◆ **Your goal**:
What is the number of lines containing the word "ACMH"? Give that number alone.

[Dataset entries]
++++

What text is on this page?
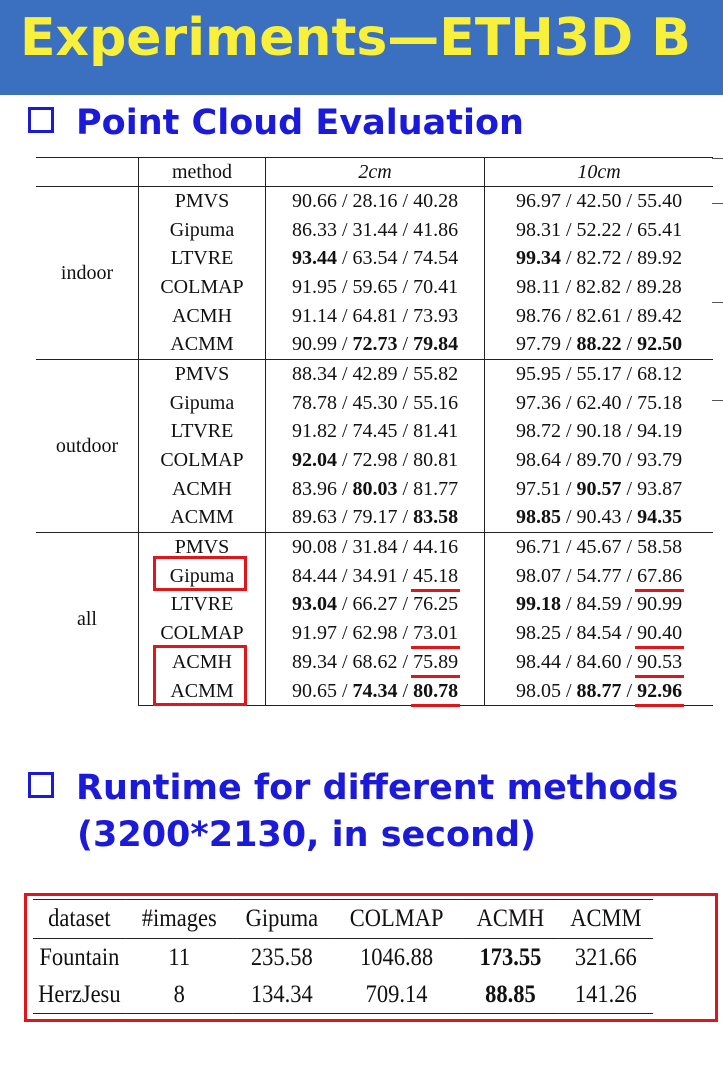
Experiments—ETH3D B
Point Cloud Evaluation
	method	2cm	10cm
indoor	PMVS	90.66 / 28.16 / 40.28	96.97 / 42.50 / 55.40
	Gipuma	86.33 / 31.44 / 41.86	98.31 / 52.22 / 65.41
	LTVRE	93.44 / 63.54 / 74.54	99.34 / 82.72 / 89.92
	COLMAP	91.95 / 59.65 / 70.41	98.11 / 82.82 / 89.28
	ACMH	91.14 / 64.81 / 73.93	98.76 / 82.61 / 89.42
	ACMM	90.99 / 72.73 / 79.84	97.79 / 88.22 / 92.50
outdoor	PMVS	88.34 / 42.89 / 55.82	95.95 / 55.17 / 68.12
	Gipuma	78.78 / 45.30 / 55.16	97.36 / 62.40 / 75.18
	LTVRE	91.82 / 74.45 / 81.41	98.72 / 90.18 / 94.19
	COLMAP	92.04 / 72.98 / 80.81	98.64 / 89.70 / 93.79
	ACMH	83.96 / 80.03 / 81.77	97.51 / 90.57 / 93.87
	ACMM	89.63 / 79.17 / 83.58	98.85 / 90.43 / 94.35
all	PMVS	90.08 / 31.84 / 44.16	96.71 / 45.67 / 58.58
	Gipuma	84.44 / 34.91 / 45.18	98.07 / 54.77 / 67.86
	LTVRE	93.04 / 66.27 / 76.25	99.18 / 84.59 / 90.99
	COLMAP	91.97 / 62.98 / 73.01	98.25 / 84.54 / 90.40
	ACMH	89.34 / 68.62 / 75.89	98.44 / 84.60 / 90.53
	ACMM	90.65 / 74.34 / 80.78	98.05 / 88.77 / 92.96
Runtime for different methods
(3200*2130, in second)
dataset	#images	Gipuma	COLMAP	ACMH	ACMM
Fountain	11	235.58	1046.88	173.55	321.66
HerzJesu	8	134.34	709.14	88.85	141.26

++++

◆ **Problem solution**:
4